• **EXERCISE MATERIAL**:
____
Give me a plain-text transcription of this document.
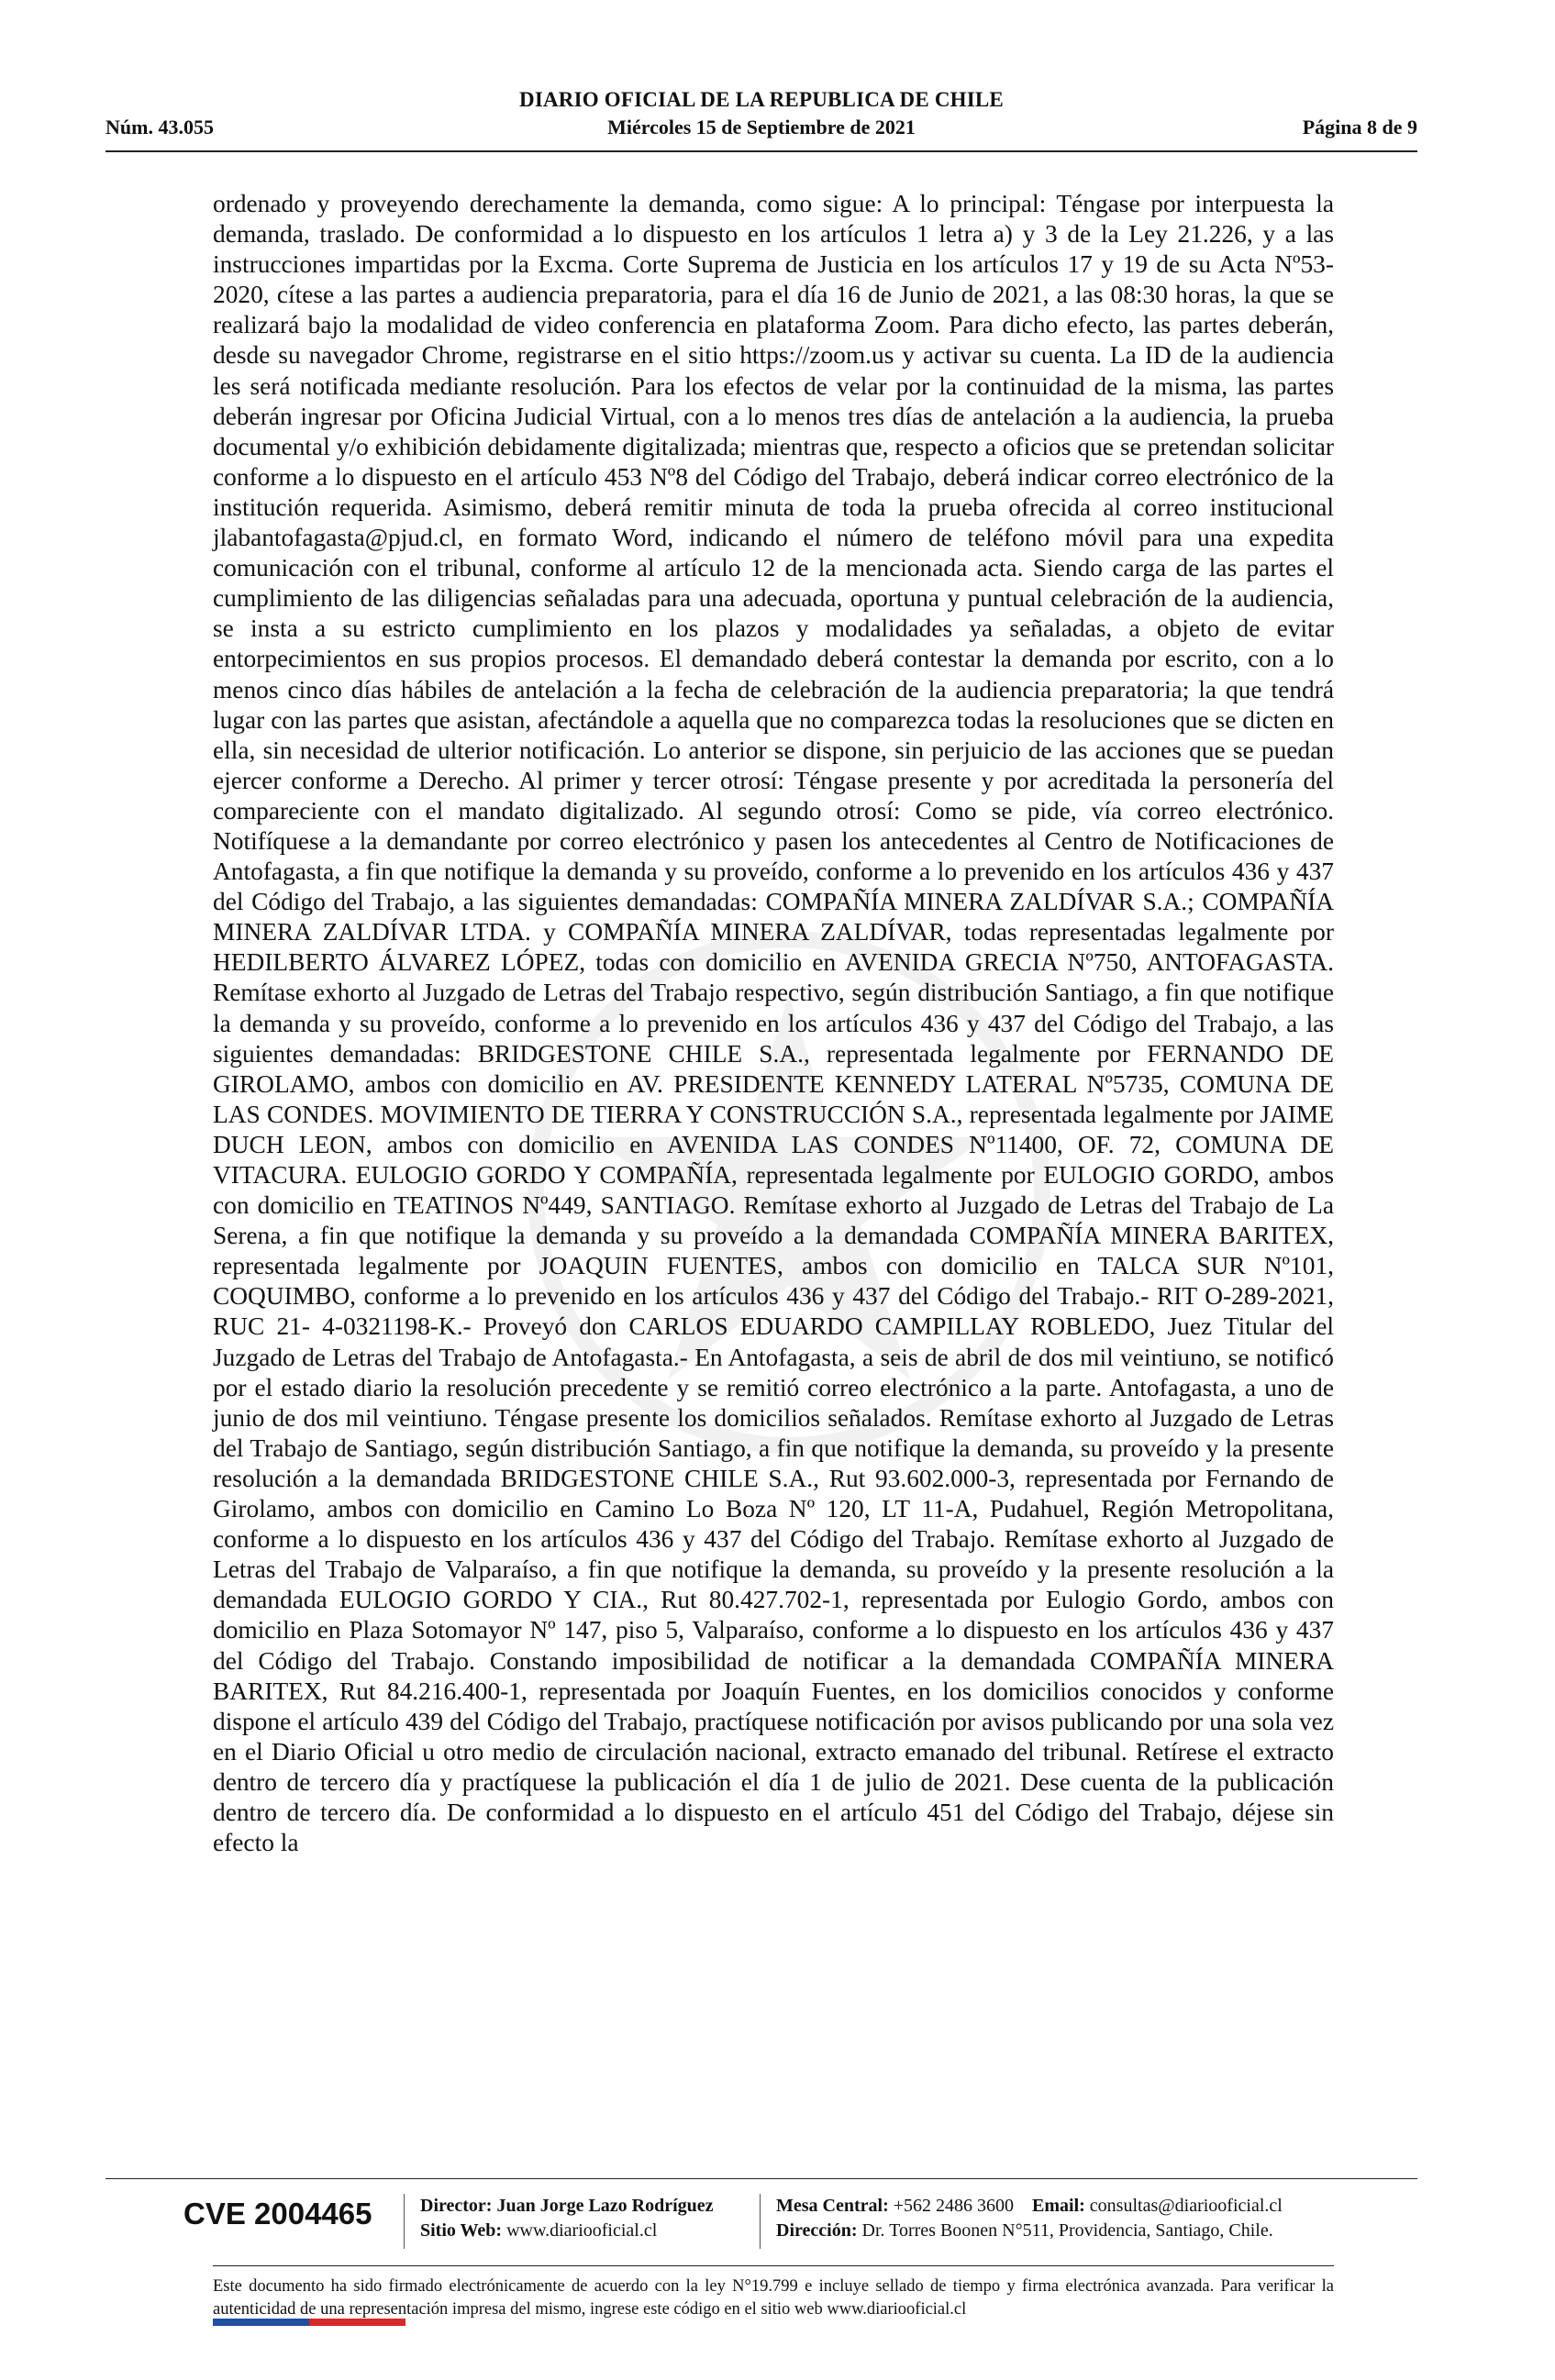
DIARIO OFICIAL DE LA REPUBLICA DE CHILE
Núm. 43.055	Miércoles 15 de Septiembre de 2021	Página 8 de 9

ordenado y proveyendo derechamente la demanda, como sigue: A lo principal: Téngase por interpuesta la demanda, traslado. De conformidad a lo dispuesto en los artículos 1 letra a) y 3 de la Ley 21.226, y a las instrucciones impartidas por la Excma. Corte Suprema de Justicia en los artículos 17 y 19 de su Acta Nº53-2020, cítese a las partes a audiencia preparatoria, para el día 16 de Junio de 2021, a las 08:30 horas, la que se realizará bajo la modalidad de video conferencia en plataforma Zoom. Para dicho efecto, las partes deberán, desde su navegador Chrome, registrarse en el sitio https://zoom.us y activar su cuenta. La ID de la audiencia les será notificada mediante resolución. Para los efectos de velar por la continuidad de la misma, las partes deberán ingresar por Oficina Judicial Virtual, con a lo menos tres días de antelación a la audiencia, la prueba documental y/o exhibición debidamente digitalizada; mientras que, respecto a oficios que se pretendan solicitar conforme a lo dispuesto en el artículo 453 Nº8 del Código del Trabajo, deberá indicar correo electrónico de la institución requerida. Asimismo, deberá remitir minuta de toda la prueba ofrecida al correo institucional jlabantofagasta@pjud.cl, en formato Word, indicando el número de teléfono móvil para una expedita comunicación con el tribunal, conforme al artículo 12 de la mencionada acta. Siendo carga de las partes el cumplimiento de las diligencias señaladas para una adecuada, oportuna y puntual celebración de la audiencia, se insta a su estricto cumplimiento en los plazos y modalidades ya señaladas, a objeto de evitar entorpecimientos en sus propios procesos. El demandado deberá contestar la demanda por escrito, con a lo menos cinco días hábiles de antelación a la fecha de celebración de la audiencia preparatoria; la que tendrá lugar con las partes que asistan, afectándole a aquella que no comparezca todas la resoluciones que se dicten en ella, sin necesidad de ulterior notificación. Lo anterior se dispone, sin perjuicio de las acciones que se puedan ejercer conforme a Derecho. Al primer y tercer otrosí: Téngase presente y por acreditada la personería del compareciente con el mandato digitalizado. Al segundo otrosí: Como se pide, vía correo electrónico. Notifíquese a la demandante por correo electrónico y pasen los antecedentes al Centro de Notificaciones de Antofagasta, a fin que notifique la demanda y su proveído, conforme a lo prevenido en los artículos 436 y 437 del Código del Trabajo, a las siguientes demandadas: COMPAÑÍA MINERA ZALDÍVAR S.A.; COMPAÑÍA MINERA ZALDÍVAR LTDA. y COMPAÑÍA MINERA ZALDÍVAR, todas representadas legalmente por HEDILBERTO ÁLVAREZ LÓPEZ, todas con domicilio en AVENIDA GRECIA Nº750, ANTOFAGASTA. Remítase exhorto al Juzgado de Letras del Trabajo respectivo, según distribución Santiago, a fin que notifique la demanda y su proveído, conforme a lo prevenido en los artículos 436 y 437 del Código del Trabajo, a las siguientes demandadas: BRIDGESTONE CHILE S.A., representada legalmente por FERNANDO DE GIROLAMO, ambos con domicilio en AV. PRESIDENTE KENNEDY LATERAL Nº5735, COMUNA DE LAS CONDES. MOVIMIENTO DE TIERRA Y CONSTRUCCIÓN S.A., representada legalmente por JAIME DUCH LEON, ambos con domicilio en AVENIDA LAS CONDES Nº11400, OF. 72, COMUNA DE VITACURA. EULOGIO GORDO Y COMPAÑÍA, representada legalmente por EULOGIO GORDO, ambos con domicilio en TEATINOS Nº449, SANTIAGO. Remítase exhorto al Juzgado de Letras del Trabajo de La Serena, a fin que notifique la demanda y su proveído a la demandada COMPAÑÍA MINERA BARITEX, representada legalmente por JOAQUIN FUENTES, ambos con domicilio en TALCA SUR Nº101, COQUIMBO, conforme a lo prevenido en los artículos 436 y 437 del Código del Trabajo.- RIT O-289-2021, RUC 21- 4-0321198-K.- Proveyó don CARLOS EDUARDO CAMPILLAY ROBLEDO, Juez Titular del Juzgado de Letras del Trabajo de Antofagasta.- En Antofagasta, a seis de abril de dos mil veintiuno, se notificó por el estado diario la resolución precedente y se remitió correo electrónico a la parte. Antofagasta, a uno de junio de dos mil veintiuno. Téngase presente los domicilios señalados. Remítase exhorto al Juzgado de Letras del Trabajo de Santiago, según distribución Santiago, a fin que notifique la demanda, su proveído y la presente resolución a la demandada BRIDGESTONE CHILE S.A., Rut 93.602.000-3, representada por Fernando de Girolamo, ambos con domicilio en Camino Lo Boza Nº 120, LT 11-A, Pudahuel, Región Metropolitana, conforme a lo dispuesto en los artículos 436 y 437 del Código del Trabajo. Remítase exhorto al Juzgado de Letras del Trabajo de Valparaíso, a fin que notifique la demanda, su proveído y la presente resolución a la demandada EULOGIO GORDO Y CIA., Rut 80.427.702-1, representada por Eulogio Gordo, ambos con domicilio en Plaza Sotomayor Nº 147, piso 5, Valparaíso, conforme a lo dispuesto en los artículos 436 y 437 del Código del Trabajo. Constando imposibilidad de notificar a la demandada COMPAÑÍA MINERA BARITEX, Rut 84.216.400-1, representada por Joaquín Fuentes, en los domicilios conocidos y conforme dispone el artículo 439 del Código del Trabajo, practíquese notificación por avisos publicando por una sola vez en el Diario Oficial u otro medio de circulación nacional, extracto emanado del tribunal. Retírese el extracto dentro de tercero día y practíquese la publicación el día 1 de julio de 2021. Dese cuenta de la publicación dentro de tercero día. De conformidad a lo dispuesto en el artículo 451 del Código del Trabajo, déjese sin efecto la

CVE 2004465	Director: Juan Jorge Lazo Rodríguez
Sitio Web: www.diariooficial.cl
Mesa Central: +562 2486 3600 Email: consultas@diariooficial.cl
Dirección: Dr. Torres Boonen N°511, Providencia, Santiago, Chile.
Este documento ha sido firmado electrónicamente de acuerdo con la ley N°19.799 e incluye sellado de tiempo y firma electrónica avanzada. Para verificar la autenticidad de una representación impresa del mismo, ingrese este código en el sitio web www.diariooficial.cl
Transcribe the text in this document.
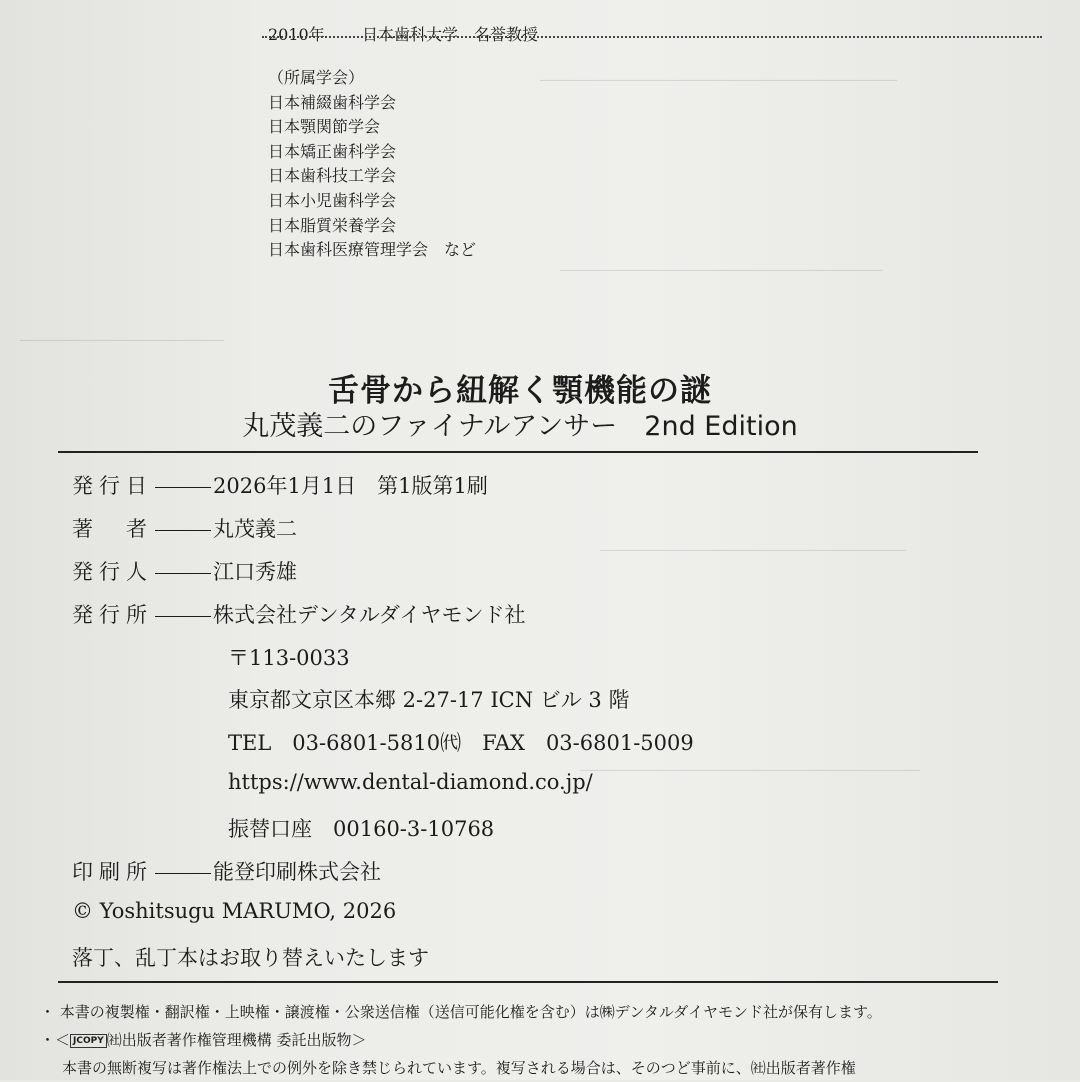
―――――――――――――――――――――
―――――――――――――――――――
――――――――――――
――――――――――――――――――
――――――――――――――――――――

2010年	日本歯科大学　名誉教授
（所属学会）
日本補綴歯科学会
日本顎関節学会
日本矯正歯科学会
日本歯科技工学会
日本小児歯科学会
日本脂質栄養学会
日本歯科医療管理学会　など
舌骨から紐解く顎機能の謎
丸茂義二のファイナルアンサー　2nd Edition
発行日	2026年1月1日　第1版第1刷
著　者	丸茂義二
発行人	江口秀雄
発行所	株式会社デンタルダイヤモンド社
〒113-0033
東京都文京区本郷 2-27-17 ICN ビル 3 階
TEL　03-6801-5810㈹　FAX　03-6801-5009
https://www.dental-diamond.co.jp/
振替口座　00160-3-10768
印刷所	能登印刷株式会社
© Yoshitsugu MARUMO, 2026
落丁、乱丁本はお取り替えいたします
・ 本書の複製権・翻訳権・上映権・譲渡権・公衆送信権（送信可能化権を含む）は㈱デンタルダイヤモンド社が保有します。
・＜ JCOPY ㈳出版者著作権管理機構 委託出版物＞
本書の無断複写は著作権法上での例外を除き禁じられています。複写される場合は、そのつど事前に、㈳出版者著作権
____
• **WHAT THIS TASK INVOLVES**:
Write out again every line above exactly as given; the pictures do not belong in the copy.

• **RESULT OF THIS TASK**:
Give me a plain-text transcription of this document.
DIARIO OFICIAL DE LA REPUBLICA DE CHILE
Núm. 43.055	Miércoles 15 de Septiembre de 2021	Página 8 de 9

ordenado y proveyendo derechamente la demanda, como sigue: A lo principal: Téngase por interpuesta la demanda, traslado. De conformidad a lo dispuesto en los artículos 1 letra a) y 3 de la Ley 21.226, y a las instrucciones impartidas por la Excma. Corte Suprema de Justicia en los artículos 17 y 19 de su Acta Nº53-2020, cítese a las partes a audiencia preparatoria, para el día 16 de Junio de 2021, a las 08:30 horas, la que se realizará bajo la modalidad de video conferencia en plataforma Zoom. Para dicho efecto, las partes deberán, desde su navegador Chrome, registrarse en el sitio https://zoom.us y activar su cuenta. La ID de la audiencia les será notificada mediante resolución. Para los efectos de velar por la continuidad de la misma, las partes deberán ingresar por Oficina Judicial Virtual, con a lo menos tres días de antelación a la audiencia, la prueba documental y/o exhibición debidamente digitalizada; mientras que, respecto a oficios que se pretendan solicitar conforme a lo dispuesto en el artículo 453 Nº8 del Código del Trabajo, deberá indicar correo electrónico de la institución requerida. Asimismo, deberá remitir minuta de toda la prueba ofrecida al correo institucional jlabantofagasta@pjud.cl, en formato Word, indicando el número de teléfono móvil para una expedita comunicación con el tribunal, conforme al artículo 12 de la mencionada acta. Siendo carga de las partes el cumplimiento de las diligencias señaladas para una adecuada, oportuna y puntual celebración de la audiencia, se insta a su estricto cumplimiento en los plazos y modalidades ya señaladas, a objeto de evitar entorpecimientos en sus propios procesos. El demandado deberá contestar la demanda por escrito, con a lo menos cinco días hábiles de antelación a la fecha de celebración de la audiencia preparatoria; la que tendrá lugar con las partes que asistan, afectándole a aquella que no comparezca todas la resoluciones que se dicten en ella, sin necesidad de ulterior notificación. Lo anterior se dispone, sin perjuicio de las acciones que se puedan ejercer conforme a Derecho. Al primer y tercer otrosí: Téngase presente y por acreditada la personería del compareciente con el mandato digitalizado. Al segundo otrosí: Como se pide, vía correo electrónico. Notifíquese a la demandante por correo electrónico y pasen los antecedentes al Centro de Notificaciones de Antofagasta, a fin que notifique la demanda y su proveído, conforme a lo prevenido en los artículos 436 y 437 del Código del Trabajo, a las siguientes demandadas: COMPAÑÍA MINERA ZALDÍVAR S.A.; COMPAÑÍA MINERA ZALDÍVAR LTDA. y COMPAÑÍA MINERA ZALDÍVAR, todas representadas legalmente por HEDILBERTO ÁLVAREZ LÓPEZ, todas con domicilio en AVENIDA GRECIA Nº750, ANTOFAGASTA. Remítase exhorto al Juzgado de Letras del Trabajo respectivo, según distribución Santiago, a fin que notifique la demanda y su proveído, conforme a lo prevenido en los artículos 436 y 437 del Código del Trabajo, a las siguientes demandadas: BRIDGESTONE CHILE S.A., representada legalmente por FERNANDO DE GIROLAMO, ambos con domicilio en AV. PRESIDENTE KENNEDY LATERAL Nº5735, COMUNA DE LAS CONDES. MOVIMIENTO DE TIERRA Y CONSTRUCCIÓN S.A., representada legalmente por JAIME DUCH LEON, ambos con domicilio en AVENIDA LAS CONDES Nº11400, OF. 72, COMUNA DE VITACURA. EULOGIO GORDO Y COMPAÑÍA, representada legalmente por EULOGIO GORDO, ambos con domicilio en TEATINOS Nº449, SANTIAGO. Remítase exhorto al Juzgado de Letras del Trabajo de La Serena, a fin que notifique la demanda y su proveído a la demandada COMPAÑÍA MINERA BARITEX, representada legalmente por JOAQUIN FUENTES, ambos con domicilio en TALCA SUR Nº101, COQUIMBO, conforme a lo prevenido en los artículos 436 y 437 del Código del Trabajo.- RIT O-289-2021, RUC 21- 4-0321198-K.- Proveyó don CARLOS EDUARDO CAMPILLAY ROBLEDO, Juez Titular del Juzgado de Letras del Trabajo de Antofagasta.- En Antofagasta, a seis de abril de dos mil veintiuno, se notificó por el estado diario la resolución precedente y se remitió correo electrónico a la parte. Antofagasta, a uno de junio de dos mil veintiuno. Téngase presente los domicilios señalados. Remítase exhorto al Juzgado de Letras del Trabajo de Santiago, según distribución Santiago, a fin que notifique la demanda, su proveído y la presente resolución a la demandada BRIDGESTONE CHILE S.A., Rut 93.602.000-3, representada por Fernando de Girolamo, ambos con domicilio en Camino Lo Boza Nº 120, LT 11-A, Pudahuel, Región Metropolitana, conforme a lo dispuesto en los artículos 436 y 437 del Código del Trabajo. Remítase exhorto al Juzgado de Letras del Trabajo de Valparaíso, a fin que notifique la demanda, su proveído y la presente resolución a la demandada EULOGIO GORDO Y CIA., Rut 80.427.702-1, representada por Eulogio Gordo, ambos con domicilio en Plaza Sotomayor Nº 147, piso 5, Valparaíso, conforme a lo dispuesto en los artículos 436 y 437 del Código del Trabajo. Constando imposibilidad de notificar a la demandada COMPAÑÍA MINERA BARITEX, Rut 84.216.400-1, representada por Joaquín Fuentes, en los domicilios conocidos y conforme dispone el artículo 439 del Código del Trabajo, practíquese notificación por avisos publicando por una sola vez en el Diario Oficial u otro medio de circulación nacional, extracto emanado del tribunal. Retírese el extracto dentro de tercero día y practíquese la publicación el día 1 de julio de 2021. Dese cuenta de la publicación dentro de tercero día. De conformidad a lo dispuesto en el artículo 451 del Código del Trabajo, déjese sin efecto la

CVE 2004465	Director: Juan Jorge Lazo Rodríguez
Sitio Web: www.diariooficial.cl
Mesa Central: +562 2486 3600 Email: consultas@diariooficial.cl
Dirección: Dr. Torres Boonen N°511, Providencia, Santiago, Chile.
Este documento ha sido firmado electrónicamente de acuerdo con la ley N°19.799 e incluye sellado de tiempo y firma electrónica avanzada. Para verificar la autenticidad de una representación impresa del mismo, ingrese este código en el sitio web www.diariooficial.cl
Transcribe the text in this document.
―――――――――――――――――――――
―――――――――――――――――――
――――――――――――
――――――――――――――――――
――――――――――――――――――――

2010年	日本歯科大学　名誉教授
（所属学会）
日本補綴歯科学会
日本顎関節学会
日本矯正歯科学会
日本歯科技工学会
日本小児歯科学会
日本脂質栄養学会
日本歯科医療管理学会　など
舌骨から紐解く顎機能の謎
丸茂義二のファイナルアンサー　2nd Edition
発行日	2026年1月1日　第1版第1刷
著　者	丸茂義二
発行人	江口秀雄
発行所	株式会社デンタルダイヤモンド社
〒113-0033
東京都文京区本郷 2-27-17 ICN ビル 3 階
TEL　03-6801-5810㈹　FAX　03-6801-5009
https://www.dental-diamond.co.jp/
振替口座　00160-3-10768
印刷所	能登印刷株式会社
© Yoshitsugu MARUMO, 2026
落丁、乱丁本はお取り替えいたします
・ 本書の複製権・翻訳権・上映権・譲渡権・公衆送信権（送信可能化権を含む）は㈱デンタルダイヤモンド社が保有します。
・＜ JCOPY ㈳出版者著作権管理機構 委託出版物＞
本書の無断複写は著作権法上での例外を除き禁じられています。複写される場合は、そのつど事前に、㈳出版者著作権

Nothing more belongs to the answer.